● Brief
Extract each record and reproduce it exactly.

— Start of Input rows —

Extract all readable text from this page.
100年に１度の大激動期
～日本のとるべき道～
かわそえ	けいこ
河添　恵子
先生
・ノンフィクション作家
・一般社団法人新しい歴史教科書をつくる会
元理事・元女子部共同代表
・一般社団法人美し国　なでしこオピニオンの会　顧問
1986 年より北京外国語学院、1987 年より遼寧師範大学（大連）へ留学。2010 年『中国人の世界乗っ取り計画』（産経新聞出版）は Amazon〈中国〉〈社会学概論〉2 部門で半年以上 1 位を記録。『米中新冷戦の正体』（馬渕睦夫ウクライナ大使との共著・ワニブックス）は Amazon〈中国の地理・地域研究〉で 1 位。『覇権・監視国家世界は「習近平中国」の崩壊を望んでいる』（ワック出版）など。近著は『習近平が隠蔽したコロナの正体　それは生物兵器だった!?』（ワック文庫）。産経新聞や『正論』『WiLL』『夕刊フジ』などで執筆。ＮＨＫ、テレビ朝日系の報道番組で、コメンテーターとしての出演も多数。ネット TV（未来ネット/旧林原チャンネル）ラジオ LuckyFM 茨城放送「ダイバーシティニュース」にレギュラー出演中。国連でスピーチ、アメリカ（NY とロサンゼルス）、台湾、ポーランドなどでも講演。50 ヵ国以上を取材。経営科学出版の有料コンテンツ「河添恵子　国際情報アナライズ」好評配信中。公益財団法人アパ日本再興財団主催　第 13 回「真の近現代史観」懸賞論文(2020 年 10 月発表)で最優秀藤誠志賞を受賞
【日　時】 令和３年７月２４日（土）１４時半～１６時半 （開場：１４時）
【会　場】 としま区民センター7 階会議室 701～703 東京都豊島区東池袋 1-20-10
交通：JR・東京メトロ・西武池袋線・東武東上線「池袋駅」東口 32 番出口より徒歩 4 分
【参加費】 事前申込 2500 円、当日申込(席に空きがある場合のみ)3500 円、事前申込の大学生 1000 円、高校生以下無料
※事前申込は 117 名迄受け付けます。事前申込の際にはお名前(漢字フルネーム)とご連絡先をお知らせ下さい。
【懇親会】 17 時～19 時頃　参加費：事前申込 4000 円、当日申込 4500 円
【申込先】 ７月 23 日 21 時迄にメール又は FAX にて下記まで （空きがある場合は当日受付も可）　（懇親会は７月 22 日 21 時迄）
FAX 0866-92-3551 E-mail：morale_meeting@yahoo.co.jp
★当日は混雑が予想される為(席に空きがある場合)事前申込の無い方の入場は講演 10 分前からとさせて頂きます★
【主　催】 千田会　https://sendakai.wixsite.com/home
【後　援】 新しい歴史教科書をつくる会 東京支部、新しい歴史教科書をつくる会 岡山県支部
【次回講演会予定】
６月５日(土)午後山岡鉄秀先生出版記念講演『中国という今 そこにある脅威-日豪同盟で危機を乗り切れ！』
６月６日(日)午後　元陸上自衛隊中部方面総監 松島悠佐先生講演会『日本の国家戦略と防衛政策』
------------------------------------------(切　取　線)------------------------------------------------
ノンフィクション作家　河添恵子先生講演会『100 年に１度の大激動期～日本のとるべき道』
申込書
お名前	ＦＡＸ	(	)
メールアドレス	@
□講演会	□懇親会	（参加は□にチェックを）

— End of Input rows —

● Written response
Extract all readable text from this page.
100年に１度の大激動期
～日本のとるべき道～
かわそえ	けいこ
河添　恵子
先生
・ノンフィクション作家
・一般社団法人新しい歴史教科書をつくる会
元理事・元女子部共同代表
・一般社団法人美し国　なでしこオピニオンの会　顧問
1986 年より北京外国語学院、1987 年より遼寧師範大学（大連）へ留学。2010 年『中国人の世界乗っ取り計画』（産経新聞出版）は Amazon〈中国〉〈社会学概論〉2 部門で半年以上 1 位を記録。『米中新冷戦の正体』（馬渕睦夫ウクライナ大使との共著・ワニブックス）は Amazon〈中国の地理・地域研究〉で 1 位。『覇権・監視国家世界は「習近平中国」の崩壊を望んでいる』（ワック出版）など。近著は『習近平が隠蔽したコロナの正体　それは生物兵器だった!?』（ワック文庫）。産経新聞や『正論』『WiLL』『夕刊フジ』などで執筆。ＮＨＫ、テレビ朝日系の報道番組で、コメンテーターとしての出演も多数。ネット TV（未来ネット/旧林原チャンネル）ラジオ LuckyFM 茨城放送「ダイバーシティニュース」にレギュラー出演中。国連でスピーチ、アメリカ（NY とロサンゼルス）、台湾、ポーランドなどでも講演。50 ヵ国以上を取材。経営科学出版の有料コンテンツ「河添恵子　国際情報アナライズ」好評配信中。公益財団法人アパ日本再興財団主催　第 13 回「真の近現代史観」懸賞論文(2020 年 10 月発表)で最優秀藤誠志賞を受賞
【日　時】 令和３年７月２４日（土）１４時半～１６時半 （開場：１４時）
【会　場】 としま区民センター7 階会議室 701～703 東京都豊島区東池袋 1-20-10
交通：JR・東京メトロ・西武池袋線・東武東上線「池袋駅」東口 32 番出口より徒歩 4 分
【参加費】 事前申込 2500 円、当日申込(席に空きがある場合のみ)3500 円、事前申込の大学生 1000 円、高校生以下無料
※事前申込は 117 名迄受け付けます。事前申込の際にはお名前(漢字フルネーム)とご連絡先をお知らせ下さい。
【懇親会】 17 時～19 時頃　参加費：事前申込 4000 円、当日申込 4500 円
【申込先】 ７月 23 日 21 時迄にメール又は FAX にて下記まで （空きがある場合は当日受付も可）　（懇親会は７月 22 日 21 時迄）
FAX 0866-92-3551 E-mail：morale_meeting@yahoo.co.jp
★当日は混雑が予想される為(席に空きがある場合)事前申込の無い方の入場は講演 10 分前からとさせて頂きます★
【主　催】 千田会　https://sendakai.wixsite.com/home
【後　援】 新しい歴史教科書をつくる会 東京支部、新しい歴史教科書をつくる会 岡山県支部
【次回講演会予定】
６月５日(土)午後山岡鉄秀先生出版記念講演『中国という今 そこにある脅威-日豪同盟で危機を乗り切れ！』
６月６日(日)午後　元陸上自衛隊中部方面総監 松島悠佐先生講演会『日本の国家戦略と防衛政策』
------------------------------------------(切　取　線)------------------------------------------------
ノンフィクション作家　河添恵子先生講演会『100 年に１度の大激動期～日本のとるべき道』
申込書
お名前	ＦＡＸ	(	)
メールアドレス	@
□講演会	□懇親会	（参加は□にチェックを）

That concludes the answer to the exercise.